Collection entries:
-=-=-=-=-
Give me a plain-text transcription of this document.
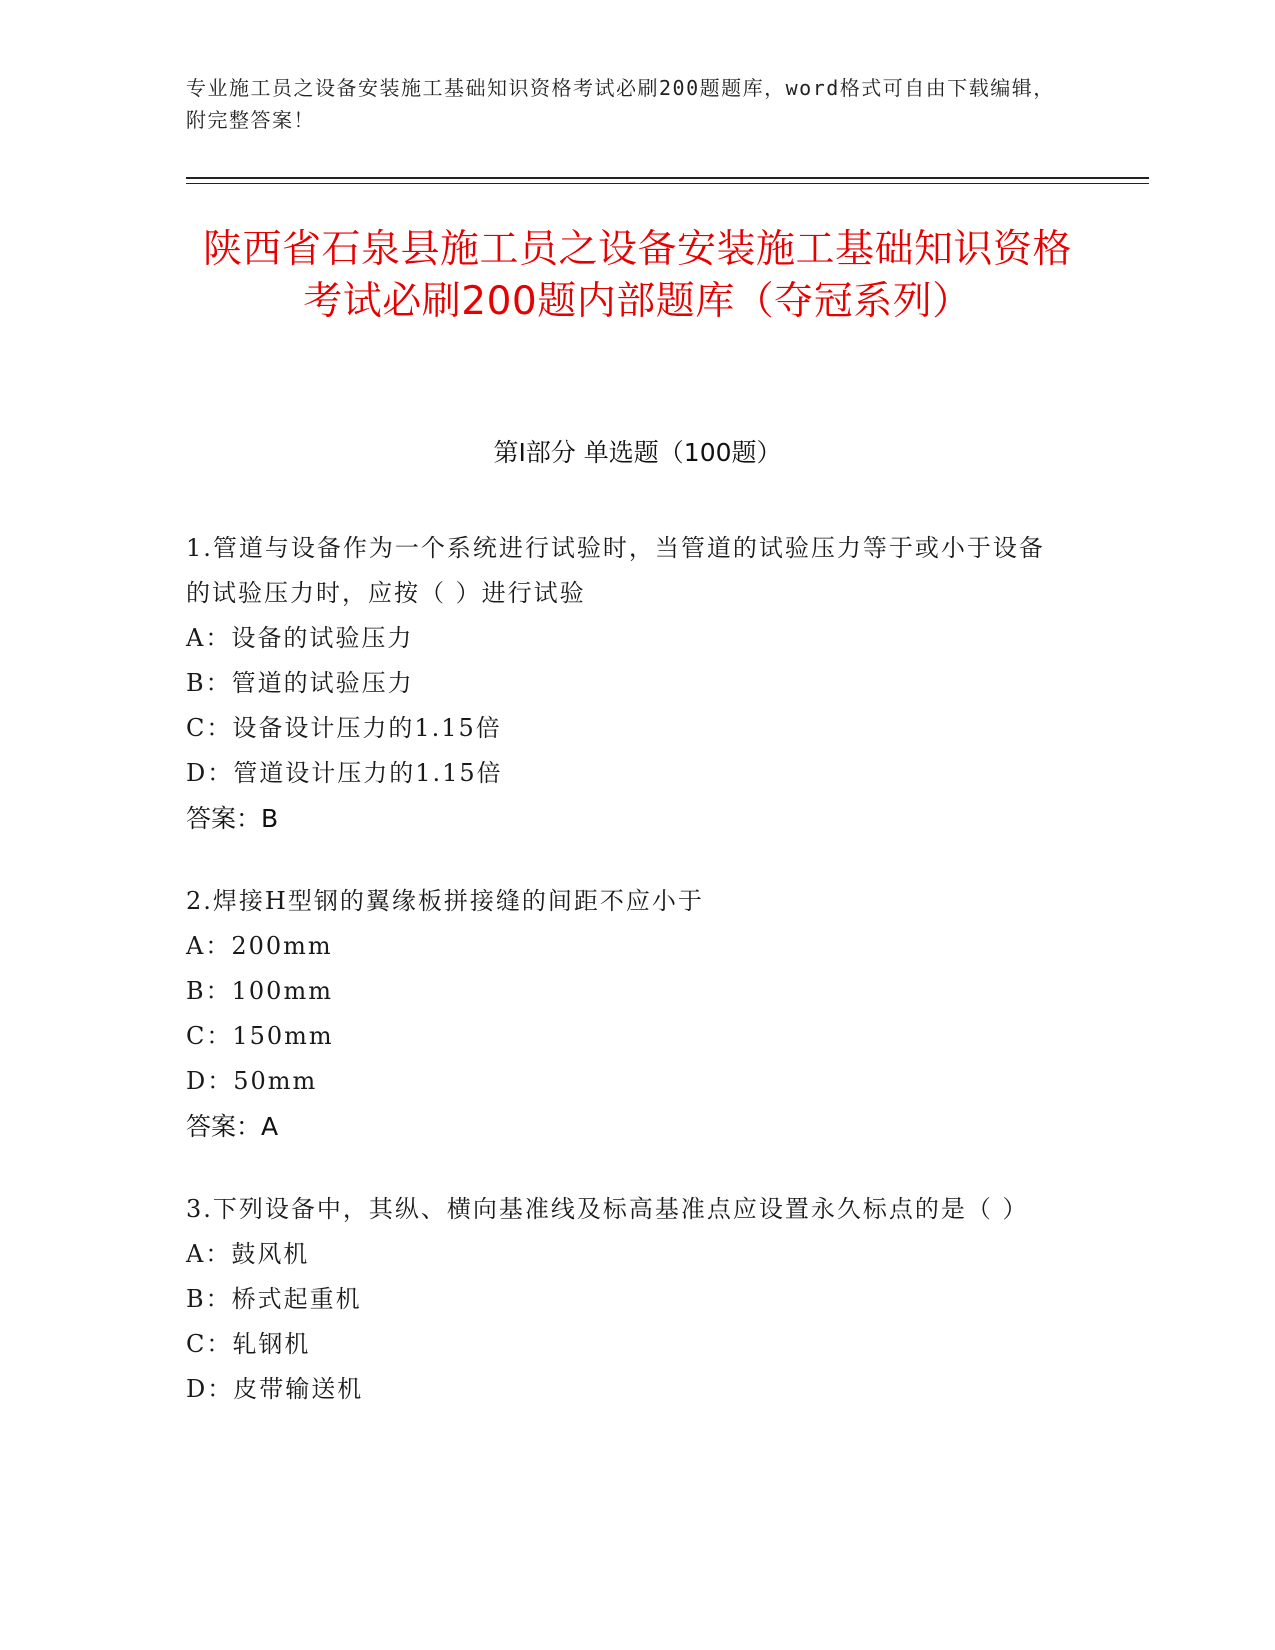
专业施工员之设备安装施工基础知识资格考试必刷200题题库，word格式可自由下载编辑，附完整答案！
陕西省石泉县施工员之设备安装施工基础知识资格考试必刷200题内部题库（夺冠系列）
第I部分 单选题（100题）
1.管道与设备作为一个系统进行试验时，当管道的试验压力等于或小于设备的试验压力时，应按（ ）进行试验
A：设备的试验压力
B：管道的试验压力
C：设备设计压力的1.15倍
D：管道设计压力的1.15倍
答案：B
2.焊接H型钢的翼缘板拼接缝的间距不应小于
A：200mm
B：100mm
C：150mm
D：50mm
答案：A
3.下列设备中，其纵、横向基准线及标高基准点应设置永久标点的是（ ）
A：鼓风机
B：桥式起重机
C：轧钢机
D：皮带输送机
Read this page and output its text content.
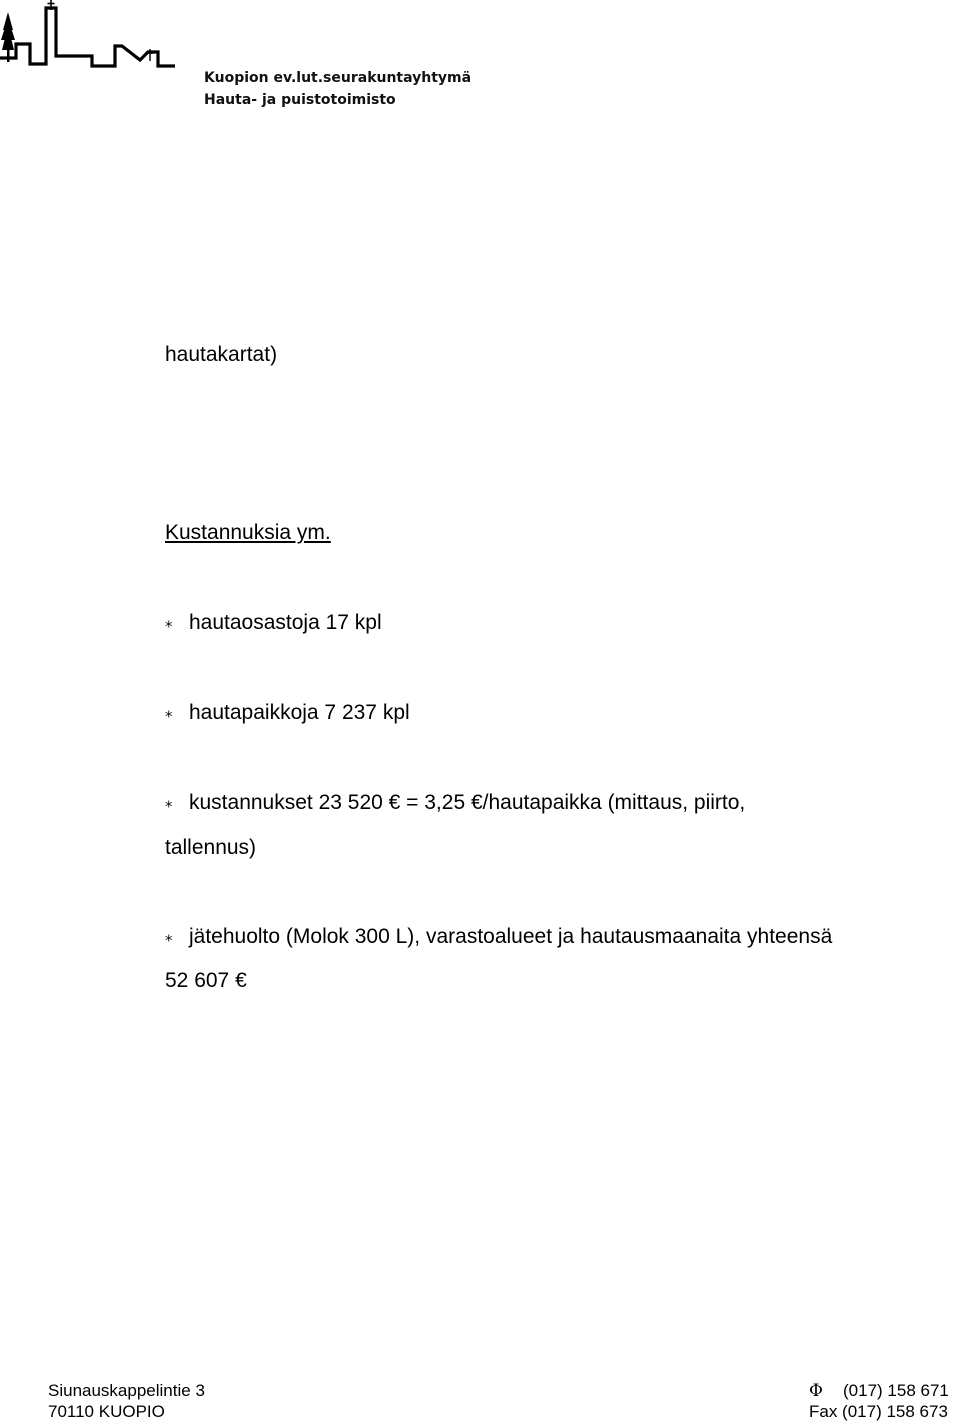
Kuopion ev.lut.seurakuntayhtymä
Hauta- ja puistotoimisto
hautakartat)
Kustannuksia ym.
⁎ hautaosastoja 17 kpl
⁎ hautapaikkoja 7 237 kpl
⁎ kustannukset 23 520 € = 3,25 €/hautapaikka (mittaus, piirto,
tallennus)
⁎ jätehuolto (Molok 300 L), varastoalueet ja hautausmaanaita yhteensä
52 607 €
Siunauskappelintie 3
70110 KUOPIO
Φ (017) 158 671
Fax (017) 158 673
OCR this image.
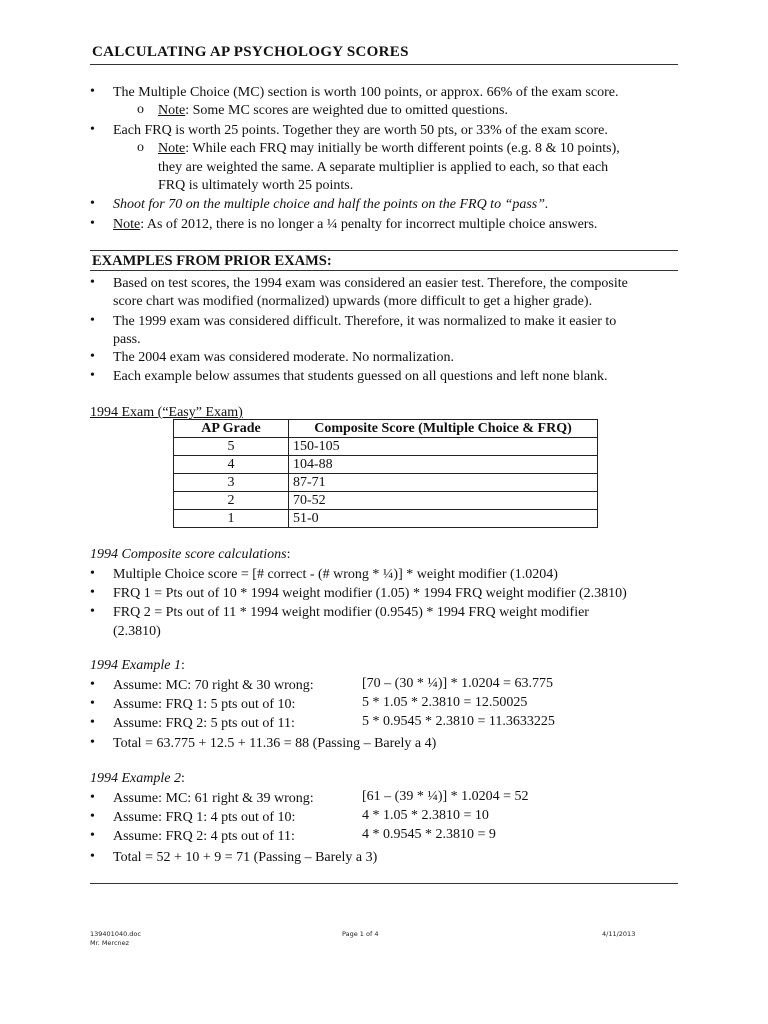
CALCULATING AP PSYCHOLOGY SCORES
• The Multiple Choice (MC) section is worth 100 points, or approx. 66% of the exam score.
o Note: Some MC scores are weighted due to omitted questions.
• Each FRQ is worth 25 points. Together they are worth 50 pts, or 33% of the exam score.
o Note: While each FRQ may initially be worth different points (e.g. 8 & 10 points),
they are weighted the same. A separate multiplier is applied to each, so that each
FRQ is ultimately worth 25 points.
• Shoot for 70 on the multiple choice and half the points on the FRQ to “pass”.
• Note: As of 2012, there is no longer a ¼ penalty for incorrect multiple choice answers.
EXAMPLES FROM PRIOR EXAMS:
• Based on test scores, the 1994 exam was considered an easier test. Therefore, the composite
score chart was modified (normalized) upwards (more difficult to get a higher grade).
• The 1999 exam was considered difficult. Therefore, it was normalized to make it easier to
pass.
• The 2004 exam was considered moderate. No normalization.
• Each example below assumes that students guessed on all questions and left none blank.
1994 Exam (“Easy” Exam)
AP Grade	Composite Score (Multiple Choice & FRQ)
5	150-105
4	104-88
3	87-71
2	70-52
1	51-0
1994 Composite score calculations:
• Multiple Choice score = [# correct - (# wrong * ¼)] * weight modifier (1.0204)
• FRQ 1 = Pts out of 10 * 1994 weight modifier (1.05) * 1994 FRQ weight modifier (2.3810)
• FRQ 2 = Pts out of 11 * 1994 weight modifier (0.9545) * 1994 FRQ weight modifier
(2.3810)
1994 Example 1:
• Assume: MC: 70 right & 30 wrong:	[70 – (30 * ¼)] * 1.0204 = 63.775
• Assume: FRQ 1: 5 pts out of 10:	5 * 1.05 * 2.3810 = 12.50025
• Assume: FRQ 2: 5 pts out of 11:	5 * 0.9545 * 2.3810 = 11.3633225
• Total = 63.775 + 12.5 + 11.36 = 88 (Passing – Barely a 4)
1994 Example 2:
• Assume: MC: 61 right & 39 wrong:	[61 – (39 * ¼)] * 1.0204 = 52
• Assume: FRQ 1: 4 pts out of 10:	4 * 1.05 * 2.3810 = 10
• Assume: FRQ 2: 4 pts out of 11:	4 * 0.9545 * 2.3810 = 9
• Total = 52 + 10 + 9 = 71 (Passing – Barely a 3)
139401040.doc
Mr. Mercnez
Page 1 of 4	4/11/2013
-=-=-=-=-
=== WHAT YOU SHOULD DO ===
Every record must be copied exactly, with the pictures left out.

=== ANSWER ===
Give me a plain-text transcription of this document.
专业施工员之设备安装施工基础知识资格考试必刷200题题库，word格式可自由下载编辑，附完整答案！
陕西省石泉县施工员之设备安装施工基础知识资格考试必刷200题内部题库（夺冠系列）
第I部分 单选题（100题）
1.管道与设备作为一个系统进行试验时，当管道的试验压力等于或小于设备的试验压力时，应按（ ）进行试验
A：设备的试验压力
B：管道的试验压力
C：设备设计压力的1.15倍
D：管道设计压力的1.15倍
答案：B
2.焊接H型钢的翼缘板拼接缝的间距不应小于
A：200mm
B：100mm
C：150mm
D：50mm
答案：A
3.下列设备中，其纵、横向基准线及标高基准点应设置永久标点的是（ ）
A：鼓风机
B：桥式起重机
C：轧钢机
D：皮带输送机
Read this page and output its text content.
Kuopion ev.lut.seurakuntayhtymä
Hauta- ja puistotoimisto
hautakartat)
Kustannuksia ym.
⁎ hautaosastoja 17 kpl
⁎ hautapaikkoja 7 237 kpl
⁎ kustannukset 23 520 € = 3,25 €/hautapaikka (mittaus, piirto,
tallennus)
⁎ jätehuolto (Molok 300 L), varastoalueet ja hautausmaanaita yhteensä
52 607 €
Siunauskappelintie 3
70110 KUOPIO
Φ (017) 158 671
Fax (017) 158 673
OCR this image.
CALCULATING AP PSYCHOLOGY SCORES
• The Multiple Choice (MC) section is worth 100 points, or approx. 66% of the exam score.
o Note: Some MC scores are weighted due to omitted questions.
• Each FRQ is worth 25 points. Together they are worth 50 pts, or 33% of the exam score.
o Note: While each FRQ may initially be worth different points (e.g. 8 & 10 points),
they are weighted the same. A separate multiplier is applied to each, so that each
FRQ is ultimately worth 25 points.
• Shoot for 70 on the multiple choice and half the points on the FRQ to “pass”.
• Note: As of 2012, there is no longer a ¼ penalty for incorrect multiple choice answers.
EXAMPLES FROM PRIOR EXAMS:
• Based on test scores, the 1994 exam was considered an easier test. Therefore, the composite
score chart was modified (normalized) upwards (more difficult to get a higher grade).
• The 1999 exam was considered difficult. Therefore, it was normalized to make it easier to
pass.
• The 2004 exam was considered moderate. No normalization.
• Each example below assumes that students guessed on all questions and left none blank.
1994 Exam (“Easy” Exam)
AP Grade	Composite Score (Multiple Choice & FRQ)
5	150-105
4	104-88
3	87-71
2	70-52
1	51-0
1994 Composite score calculations:
• Multiple Choice score = [# correct - (# wrong * ¼)] * weight modifier (1.0204)
• FRQ 1 = Pts out of 10 * 1994 weight modifier (1.05) * 1994 FRQ weight modifier (2.3810)
• FRQ 2 = Pts out of 11 * 1994 weight modifier (0.9545) * 1994 FRQ weight modifier
(2.3810)
1994 Example 1:
• Assume: MC: 70 right & 30 wrong:	[70 – (30 * ¼)] * 1.0204 = 63.775
• Assume: FRQ 1: 5 pts out of 10:	5 * 1.05 * 2.3810 = 12.50025
• Assume: FRQ 2: 5 pts out of 11:	5 * 0.9545 * 2.3810 = 11.3633225
• Total = 63.775 + 12.5 + 11.36 = 88 (Passing – Barely a 4)
1994 Example 2:
• Assume: MC: 61 right & 39 wrong:	[61 – (39 * ¼)] * 1.0204 = 52
• Assume: FRQ 1: 4 pts out of 10:	4 * 1.05 * 2.3810 = 10
• Assume: FRQ 2: 4 pts out of 11:	4 * 0.9545 * 2.3810 = 9
• Total = 52 + 10 + 9 = 71 (Passing – Barely a 3)
139401040.doc
Mr. Mercnez
Page 1 of 4	4/11/2013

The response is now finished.